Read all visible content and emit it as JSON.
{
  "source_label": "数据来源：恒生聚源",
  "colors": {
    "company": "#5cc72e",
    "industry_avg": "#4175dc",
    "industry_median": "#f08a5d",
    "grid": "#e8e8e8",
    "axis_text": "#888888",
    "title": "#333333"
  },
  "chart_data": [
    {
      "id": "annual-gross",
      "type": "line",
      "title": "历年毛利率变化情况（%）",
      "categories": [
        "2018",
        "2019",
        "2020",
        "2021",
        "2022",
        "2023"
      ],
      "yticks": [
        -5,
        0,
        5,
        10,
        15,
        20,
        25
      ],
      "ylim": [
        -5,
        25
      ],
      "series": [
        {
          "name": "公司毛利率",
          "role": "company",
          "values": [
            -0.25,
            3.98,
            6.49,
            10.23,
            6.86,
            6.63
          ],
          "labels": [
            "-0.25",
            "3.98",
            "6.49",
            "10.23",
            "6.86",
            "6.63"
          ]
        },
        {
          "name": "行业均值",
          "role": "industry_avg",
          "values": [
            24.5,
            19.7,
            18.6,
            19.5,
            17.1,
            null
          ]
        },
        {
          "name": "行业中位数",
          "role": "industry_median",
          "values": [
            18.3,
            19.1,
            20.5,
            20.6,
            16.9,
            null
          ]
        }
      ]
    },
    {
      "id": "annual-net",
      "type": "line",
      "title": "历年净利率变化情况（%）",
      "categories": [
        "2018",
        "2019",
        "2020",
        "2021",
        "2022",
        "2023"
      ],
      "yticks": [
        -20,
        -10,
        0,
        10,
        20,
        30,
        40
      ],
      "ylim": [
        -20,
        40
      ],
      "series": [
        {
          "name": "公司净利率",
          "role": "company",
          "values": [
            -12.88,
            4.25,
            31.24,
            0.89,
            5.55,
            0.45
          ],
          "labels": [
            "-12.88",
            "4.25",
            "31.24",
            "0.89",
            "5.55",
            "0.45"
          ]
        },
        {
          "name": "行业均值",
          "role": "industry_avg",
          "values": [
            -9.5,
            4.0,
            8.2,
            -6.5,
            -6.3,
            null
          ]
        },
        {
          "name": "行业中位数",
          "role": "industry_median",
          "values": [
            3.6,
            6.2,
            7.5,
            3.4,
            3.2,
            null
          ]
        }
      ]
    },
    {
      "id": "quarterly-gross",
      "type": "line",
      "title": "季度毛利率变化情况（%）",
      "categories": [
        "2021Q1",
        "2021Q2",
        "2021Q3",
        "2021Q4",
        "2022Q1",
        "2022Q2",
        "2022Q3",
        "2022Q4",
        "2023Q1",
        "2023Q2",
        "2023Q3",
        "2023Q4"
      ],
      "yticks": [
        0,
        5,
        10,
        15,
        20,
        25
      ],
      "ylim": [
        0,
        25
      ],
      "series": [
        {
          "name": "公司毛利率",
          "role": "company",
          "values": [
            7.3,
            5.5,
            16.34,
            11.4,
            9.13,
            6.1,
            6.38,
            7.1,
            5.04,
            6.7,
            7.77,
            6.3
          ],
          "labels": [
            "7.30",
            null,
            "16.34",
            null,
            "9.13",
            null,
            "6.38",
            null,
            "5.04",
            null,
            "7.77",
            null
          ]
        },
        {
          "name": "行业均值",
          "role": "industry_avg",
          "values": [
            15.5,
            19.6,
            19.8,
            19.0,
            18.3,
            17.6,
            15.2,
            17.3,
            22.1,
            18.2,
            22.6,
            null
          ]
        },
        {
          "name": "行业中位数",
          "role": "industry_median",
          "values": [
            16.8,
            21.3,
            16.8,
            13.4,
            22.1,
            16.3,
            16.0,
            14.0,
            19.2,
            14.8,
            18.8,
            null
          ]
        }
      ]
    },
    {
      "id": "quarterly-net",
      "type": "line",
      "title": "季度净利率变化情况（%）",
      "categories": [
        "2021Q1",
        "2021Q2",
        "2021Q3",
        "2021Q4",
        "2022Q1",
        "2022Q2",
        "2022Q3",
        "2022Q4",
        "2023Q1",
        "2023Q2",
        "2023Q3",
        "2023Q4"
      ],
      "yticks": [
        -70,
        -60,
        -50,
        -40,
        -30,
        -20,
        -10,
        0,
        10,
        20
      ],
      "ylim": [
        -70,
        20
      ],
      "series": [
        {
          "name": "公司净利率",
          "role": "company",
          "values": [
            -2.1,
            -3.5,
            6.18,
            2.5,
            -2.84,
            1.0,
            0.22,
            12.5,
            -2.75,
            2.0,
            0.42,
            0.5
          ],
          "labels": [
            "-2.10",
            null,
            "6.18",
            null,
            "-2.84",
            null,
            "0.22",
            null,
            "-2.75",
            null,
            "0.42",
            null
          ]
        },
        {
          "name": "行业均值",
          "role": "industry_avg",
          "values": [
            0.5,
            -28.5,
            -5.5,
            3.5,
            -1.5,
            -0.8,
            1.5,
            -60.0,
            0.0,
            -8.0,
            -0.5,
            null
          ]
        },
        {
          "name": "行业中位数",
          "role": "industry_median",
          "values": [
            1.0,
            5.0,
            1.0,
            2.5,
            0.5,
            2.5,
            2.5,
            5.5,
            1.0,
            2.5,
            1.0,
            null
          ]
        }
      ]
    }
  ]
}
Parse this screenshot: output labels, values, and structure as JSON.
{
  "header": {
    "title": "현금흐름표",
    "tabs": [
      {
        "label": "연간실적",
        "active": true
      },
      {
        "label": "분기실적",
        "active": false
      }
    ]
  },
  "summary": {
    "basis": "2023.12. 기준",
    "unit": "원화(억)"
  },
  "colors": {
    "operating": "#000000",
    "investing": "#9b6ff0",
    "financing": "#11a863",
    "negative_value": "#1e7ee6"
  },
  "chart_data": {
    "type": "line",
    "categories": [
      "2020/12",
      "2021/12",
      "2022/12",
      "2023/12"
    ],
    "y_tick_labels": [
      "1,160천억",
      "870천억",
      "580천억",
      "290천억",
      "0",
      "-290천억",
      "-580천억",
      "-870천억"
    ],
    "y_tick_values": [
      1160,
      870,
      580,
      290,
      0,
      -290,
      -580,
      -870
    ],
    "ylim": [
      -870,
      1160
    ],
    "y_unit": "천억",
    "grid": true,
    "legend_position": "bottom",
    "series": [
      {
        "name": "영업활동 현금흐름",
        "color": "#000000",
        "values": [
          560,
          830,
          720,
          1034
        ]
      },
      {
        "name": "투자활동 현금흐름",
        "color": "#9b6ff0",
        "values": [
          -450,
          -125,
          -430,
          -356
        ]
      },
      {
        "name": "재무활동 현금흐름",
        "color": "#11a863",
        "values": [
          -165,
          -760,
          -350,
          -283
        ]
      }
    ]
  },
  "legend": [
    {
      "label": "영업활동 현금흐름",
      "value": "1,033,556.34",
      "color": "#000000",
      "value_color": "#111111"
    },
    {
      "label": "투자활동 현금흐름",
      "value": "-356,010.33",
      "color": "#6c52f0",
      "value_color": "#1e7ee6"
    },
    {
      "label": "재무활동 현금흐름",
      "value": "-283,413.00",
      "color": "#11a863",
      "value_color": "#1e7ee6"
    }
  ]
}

What is expected:
Above are some records; repeat all of them exactly.

Reply:
Read all visible content and emit it as JSON.
{
  "source_label": "数据来源：恒生聚源",
  "colors": {
    "company": "#5cc72e",
    "industry_avg": "#4175dc",
    "industry_median": "#f08a5d",
    "grid": "#e8e8e8",
    "axis_text": "#888888",
    "title": "#333333"
  },
  "chart_data": [
    {
      "id": "annual-gross",
      "type": "line",
      "title": "历年毛利率变化情况（%）",
      "categories": [
        "2018",
        "2019",
        "2020",
        "2021",
        "2022",
        "2023"
      ],
      "yticks": [
        -5,
        0,
        5,
        10,
        15,
        20,
        25
      ],
      "ylim": [
        -5,
        25
      ],
      "series": [
        {
          "name": "公司毛利率",
          "role": "company",
          "values": [
            -0.25,
            3.98,
            6.49,
            10.23,
            6.86,
            6.63
          ],
          "labels": [
            "-0.25",
            "3.98",
            "6.49",
            "10.23",
            "6.86",
            "6.63"
          ]
        },
        {
          "name": "行业均值",
          "role": "industry_avg",
          "values": [
            24.5,
            19.7,
            18.6,
            19.5,
            17.1,
            null
          ]
        },
        {
          "name": "行业中位数",
          "role": "industry_median",
          "values": [
            18.3,
            19.1,
            20.5,
            20.6,
            16.9,
            null
          ]
        }
      ]
    },
    {
      "id": "annual-net",
      "type": "line",
      "title": "历年净利率变化情况（%）",
      "categories": [
        "2018",
        "2019",
        "2020",
        "2021",
        "2022",
        "2023"
      ],
      "yticks": [
        -20,
        -10,
        0,
        10,
        20,
        30,
        40
      ],
      "ylim": [
        -20,
        40
      ],
      "series": [
        {
          "name": "公司净利率",
          "role": "company",
          "values": [
            -12.88,
            4.25,
            31.24,
            0.89,
            5.55,
            0.45
          ],
          "labels": [
            "-12.88",
            "4.25",
            "31.24",
            "0.89",
            "5.55",
            "0.45"
          ]
        },
        {
          "name": "行业均值",
          "role": "industry_avg",
          "values": [
            -9.5,
            4.0,
            8.2,
            -6.5,
            -6.3,
            null
          ]
        },
        {
          "name": "行业中位数",
          "role": "industry_median",
          "values": [
            3.6,
            6.2,
            7.5,
            3.4,
            3.2,
            null
          ]
        }
      ]
    },
    {
      "id": "quarterly-gross",
      "type": "line",
      "title": "季度毛利率变化情况（%）",
      "categories": [
        "2021Q1",
        "2021Q2",
        "2021Q3",
        "2021Q4",
        "2022Q1",
        "2022Q2",
        "2022Q3",
        "2022Q4",
        "2023Q1",
        "2023Q2",
        "2023Q3",
        "2023Q4"
      ],
      "yticks": [
        0,
        5,
        10,
        15,
        20,
        25
      ],
      "ylim": [
        0,
        25
      ],
      "series": [
        {
          "name": "公司毛利率",
          "role": "company",
          "values": [
            7.3,
            5.5,
            16.34,
            11.4,
            9.13,
            6.1,
            6.38,
            7.1,
            5.04,
            6.7,
            7.77,
            6.3
          ],
          "labels": [
            "7.30",
            null,
            "16.34",
            null,
            "9.13",
            null,
            "6.38",
            null,
            "5.04",
            null,
            "7.77",
            null
          ]
        },
        {
          "name": "行业均值",
          "role": "industry_avg",
          "values": [
            15.5,
            19.6,
            19.8,
            19.0,
            18.3,
            17.6,
            15.2,
            17.3,
            22.1,
            18.2,
            22.6,
            null
          ]
        },
        {
          "name": "行业中位数",
          "role": "industry_median",
          "values": [
            16.8,
            21.3,
            16.8,
            13.4,
            22.1,
            16.3,
            16.0,
            14.0,
            19.2,
            14.8,
            18.8,
            null
          ]
        }
      ]
    },
    {
      "id": "quarterly-net",
      "type": "line",
      "title": "季度净利率变化情况（%）",
      "categories": [
        "2021Q1",
        "2021Q2",
        "2021Q3",
        "2021Q4",
        "2022Q1",
        "2022Q2",
        "2022Q3",
        "2022Q4",
        "2023Q1",
        "2023Q2",
        "2023Q3",
        "2023Q4"
      ],
      "yticks": [
        -70,
        -60,
        -50,
        -40,
        -30,
        -20,
        -10,
        0,
        10,
        20
      ],
      "ylim": [
        -70,
        20
      ],
      "series": [
        {
          "name": "公司净利率",
          "role": "company",
          "values": [
            -2.1,
            -3.5,
            6.18,
            2.5,
            -2.84,
            1.0,
            0.22,
            12.5,
            -2.75,
            2.0,
            0.42,
            0.5
          ],
          "labels": [
            "-2.10",
            null,
            "6.18",
            null,
            "-2.84",
            null,
            "0.22",
            null,
            "-2.75",
            null,
            "0.42",
            null
          ]
        },
        {
          "name": "行业均值",
          "role": "industry_avg",
          "values": [
            0.5,
            -28.5,
            -5.5,
            3.5,
            -1.5,
            -0.8,
            1.5,
            -60.0,
            0.0,
            -8.0,
            -0.5,
            null
          ]
        },
        {
          "name": "行业中位数",
          "role": "industry_median",
          "values": [
            1.0,
            5.0,
            1.0,
            2.5,
            0.5,
            2.5,
            2.5,
            5.5,
            1.0,
            2.5,
            1.0,
            null
          ]
        }
      ]
    }
  ]
}
Parse this screenshot: output labels, values, and structure as JSON.
{
  "header": {
    "title": "현금흐름표",
    "tabs": [
      {
        "label": "연간실적",
        "active": true
      },
      {
        "label": "분기실적",
        "active": false
      }
    ]
  },
  "summary": {
    "basis": "2023.12. 기준",
    "unit": "원화(억)"
  },
  "colors": {
    "operating": "#000000",
    "investing": "#9b6ff0",
    "financing": "#11a863",
    "negative_value": "#1e7ee6"
  },
  "chart_data": {
    "type": "line",
    "categories": [
      "2020/12",
      "2021/12",
      "2022/12",
      "2023/12"
    ],
    "y_tick_labels": [
      "1,160천억",
      "870천억",
      "580천억",
      "290천억",
      "0",
      "-290천억",
      "-580천억",
      "-870천억"
    ],
    "y_tick_values": [
      1160,
      870,
      580,
      290,
      0,
      -290,
      -580,
      -870
    ],
    "ylim": [
      -870,
      1160
    ],
    "y_unit": "천억",
    "grid": true,
    "legend_position": "bottom",
    "series": [
      {
        "name": "영업활동 현금흐름",
        "color": "#000000",
        "values": [
          560,
          830,
          720,
          1034
        ]
      },
      {
        "name": "투자활동 현금흐름",
        "color": "#9b6ff0",
        "values": [
          -450,
          -125,
          -430,
          -356
        ]
      },
      {
        "name": "재무활동 현금흐름",
        "color": "#11a863",
        "values": [
          -165,
          -760,
          -350,
          -283
        ]
      }
    ]
  },
  "legend": [
    {
      "label": "영업활동 현금흐름",
      "value": "1,033,556.34",
      "color": "#000000",
      "value_color": "#111111"
    },
    {
      "label": "투자활동 현금흐름",
      "value": "-356,010.33",
      "color": "#6c52f0",
      "value_color": "#1e7ee6"
    },
    {
      "label": "재무활동 현금흐름",
      "value": "-283,413.00",
      "color": "#11a863",
      "value_color": "#1e7ee6"
    }
  ]
}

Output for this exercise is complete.